(Stored dataset items)
********************

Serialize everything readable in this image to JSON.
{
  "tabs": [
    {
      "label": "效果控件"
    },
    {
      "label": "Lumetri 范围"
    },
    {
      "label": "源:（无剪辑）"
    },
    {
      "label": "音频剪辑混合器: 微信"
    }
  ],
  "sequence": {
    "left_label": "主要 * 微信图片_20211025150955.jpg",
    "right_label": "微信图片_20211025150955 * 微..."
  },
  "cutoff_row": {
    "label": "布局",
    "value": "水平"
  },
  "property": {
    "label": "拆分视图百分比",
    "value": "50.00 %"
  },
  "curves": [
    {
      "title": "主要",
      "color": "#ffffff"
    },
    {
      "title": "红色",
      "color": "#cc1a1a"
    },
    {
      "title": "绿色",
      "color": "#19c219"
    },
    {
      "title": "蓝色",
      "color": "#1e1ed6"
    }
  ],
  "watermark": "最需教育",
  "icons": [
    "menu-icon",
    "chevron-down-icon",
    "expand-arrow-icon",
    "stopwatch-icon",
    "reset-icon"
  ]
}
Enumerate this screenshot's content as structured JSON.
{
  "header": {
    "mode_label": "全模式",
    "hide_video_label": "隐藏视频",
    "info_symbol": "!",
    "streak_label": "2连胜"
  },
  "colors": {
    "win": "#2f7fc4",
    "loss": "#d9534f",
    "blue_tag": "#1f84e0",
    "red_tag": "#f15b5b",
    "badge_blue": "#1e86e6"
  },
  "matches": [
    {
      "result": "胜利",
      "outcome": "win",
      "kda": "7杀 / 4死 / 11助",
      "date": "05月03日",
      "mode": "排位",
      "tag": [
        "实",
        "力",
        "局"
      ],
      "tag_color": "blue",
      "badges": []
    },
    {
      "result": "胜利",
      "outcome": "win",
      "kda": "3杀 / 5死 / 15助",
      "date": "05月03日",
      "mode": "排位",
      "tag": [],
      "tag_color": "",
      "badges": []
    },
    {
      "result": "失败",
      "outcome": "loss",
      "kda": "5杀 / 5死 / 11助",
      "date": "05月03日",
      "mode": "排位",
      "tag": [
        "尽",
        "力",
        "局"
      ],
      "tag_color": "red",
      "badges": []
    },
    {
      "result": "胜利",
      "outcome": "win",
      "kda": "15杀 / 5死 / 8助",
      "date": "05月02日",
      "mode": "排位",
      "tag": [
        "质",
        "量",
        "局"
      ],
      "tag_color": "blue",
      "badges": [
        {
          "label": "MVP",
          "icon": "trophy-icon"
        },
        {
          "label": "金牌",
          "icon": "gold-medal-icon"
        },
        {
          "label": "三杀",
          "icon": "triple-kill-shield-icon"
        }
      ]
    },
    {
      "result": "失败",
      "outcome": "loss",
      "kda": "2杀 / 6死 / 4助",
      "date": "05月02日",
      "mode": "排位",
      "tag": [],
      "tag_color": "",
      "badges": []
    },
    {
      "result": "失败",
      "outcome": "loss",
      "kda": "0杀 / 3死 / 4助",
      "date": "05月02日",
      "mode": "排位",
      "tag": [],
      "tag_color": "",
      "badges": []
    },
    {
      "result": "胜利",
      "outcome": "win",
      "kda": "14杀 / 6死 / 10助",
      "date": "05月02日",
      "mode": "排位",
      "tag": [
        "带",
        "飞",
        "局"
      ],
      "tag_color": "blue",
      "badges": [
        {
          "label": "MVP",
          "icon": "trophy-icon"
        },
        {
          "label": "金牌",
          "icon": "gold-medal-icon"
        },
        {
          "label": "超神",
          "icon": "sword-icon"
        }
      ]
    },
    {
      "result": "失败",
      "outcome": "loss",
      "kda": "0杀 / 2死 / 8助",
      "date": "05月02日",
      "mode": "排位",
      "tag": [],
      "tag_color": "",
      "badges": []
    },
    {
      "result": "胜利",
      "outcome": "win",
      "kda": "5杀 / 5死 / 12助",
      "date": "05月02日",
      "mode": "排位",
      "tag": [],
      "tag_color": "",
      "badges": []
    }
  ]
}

********************

EXERCISE REQUIREMENTS
Make an exact copy of every line in the data.

FULL OUTPUT
Serialize everything readable in this image to JSON.
{
  "tabs": [
    {
      "label": "效果控件"
    },
    {
      "label": "Lumetri 范围"
    },
    {
      "label": "源:（无剪辑）"
    },
    {
      "label": "音频剪辑混合器: 微信"
    }
  ],
  "sequence": {
    "left_label": "主要 * 微信图片_20211025150955.jpg",
    "right_label": "微信图片_20211025150955 * 微..."
  },
  "cutoff_row": {
    "label": "布局",
    "value": "水平"
  },
  "property": {
    "label": "拆分视图百分比",
    "value": "50.00 %"
  },
  "curves": [
    {
      "title": "主要",
      "color": "#ffffff"
    },
    {
      "title": "红色",
      "color": "#cc1a1a"
    },
    {
      "title": "绿色",
      "color": "#19c219"
    },
    {
      "title": "蓝色",
      "color": "#1e1ed6"
    }
  ],
  "watermark": "最需教育",
  "icons": [
    "menu-icon",
    "chevron-down-icon",
    "expand-arrow-icon",
    "stopwatch-icon",
    "reset-icon"
  ]
}
Enumerate this screenshot's content as structured JSON.
{
  "header": {
    "mode_label": "全模式",
    "hide_video_label": "隐藏视频",
    "info_symbol": "!",
    "streak_label": "2连胜"
  },
  "colors": {
    "win": "#2f7fc4",
    "loss": "#d9534f",
    "blue_tag": "#1f84e0",
    "red_tag": "#f15b5b",
    "badge_blue": "#1e86e6"
  },
  "matches": [
    {
      "result": "胜利",
      "outcome": "win",
      "kda": "7杀 / 4死 / 11助",
      "date": "05月03日",
      "mode": "排位",
      "tag": [
        "实",
        "力",
        "局"
      ],
      "tag_color": "blue",
      "badges": []
    },
    {
      "result": "胜利",
      "outcome": "win",
      "kda": "3杀 / 5死 / 15助",
      "date": "05月03日",
      "mode": "排位",
      "tag": [],
      "tag_color": "",
      "badges": []
    },
    {
      "result": "失败",
      "outcome": "loss",
      "kda": "5杀 / 5死 / 11助",
      "date": "05月03日",
      "mode": "排位",
      "tag": [
        "尽",
        "力",
        "局"
      ],
      "tag_color": "red",
      "badges": []
    },
    {
      "result": "胜利",
      "outcome": "win",
      "kda": "15杀 / 5死 / 8助",
      "date": "05月02日",
      "mode": "排位",
      "tag": [
        "质",
        "量",
        "局"
      ],
      "tag_color": "blue",
      "badges": [
        {
          "label": "MVP",
          "icon": "trophy-icon"
        },
        {
          "label": "金牌",
          "icon": "gold-medal-icon"
        },
        {
          "label": "三杀",
          "icon": "triple-kill-shield-icon"
        }
      ]
    },
    {
      "result": "失败",
      "outcome": "loss",
      "kda": "2杀 / 6死 / 4助",
      "date": "05月02日",
      "mode": "排位",
      "tag": [],
      "tag_color": "",
      "badges": []
    },
    {
      "result": "失败",
      "outcome": "loss",
      "kda": "0杀 / 3死 / 4助",
      "date": "05月02日",
      "mode": "排位",
      "tag": [],
      "tag_color": "",
      "badges": []
    },
    {
      "result": "胜利",
      "outcome": "win",
      "kda": "14杀 / 6死 / 10助",
      "date": "05月02日",
      "mode": "排位",
      "tag": [
        "带",
        "飞",
        "局"
      ],
      "tag_color": "blue",
      "badges": [
        {
          "label": "MVP",
          "icon": "trophy-icon"
        },
        {
          "label": "金牌",
          "icon": "gold-medal-icon"
        },
        {
          "label": "超神",
          "icon": "sword-icon"
        }
      ]
    },
    {
      "result": "失败",
      "outcome": "loss",
      "kda": "0杀 / 2死 / 8助",
      "date": "05月02日",
      "mode": "排位",
      "tag": [],
      "tag_color": "",
      "badges": []
    },
    {
      "result": "胜利",
      "outcome": "win",
      "kda": "5杀 / 5死 / 12助",
      "date": "05月02日",
      "mode": "排位",
      "tag": [],
      "tag_color": "",
      "badges": []
    }
  ]
}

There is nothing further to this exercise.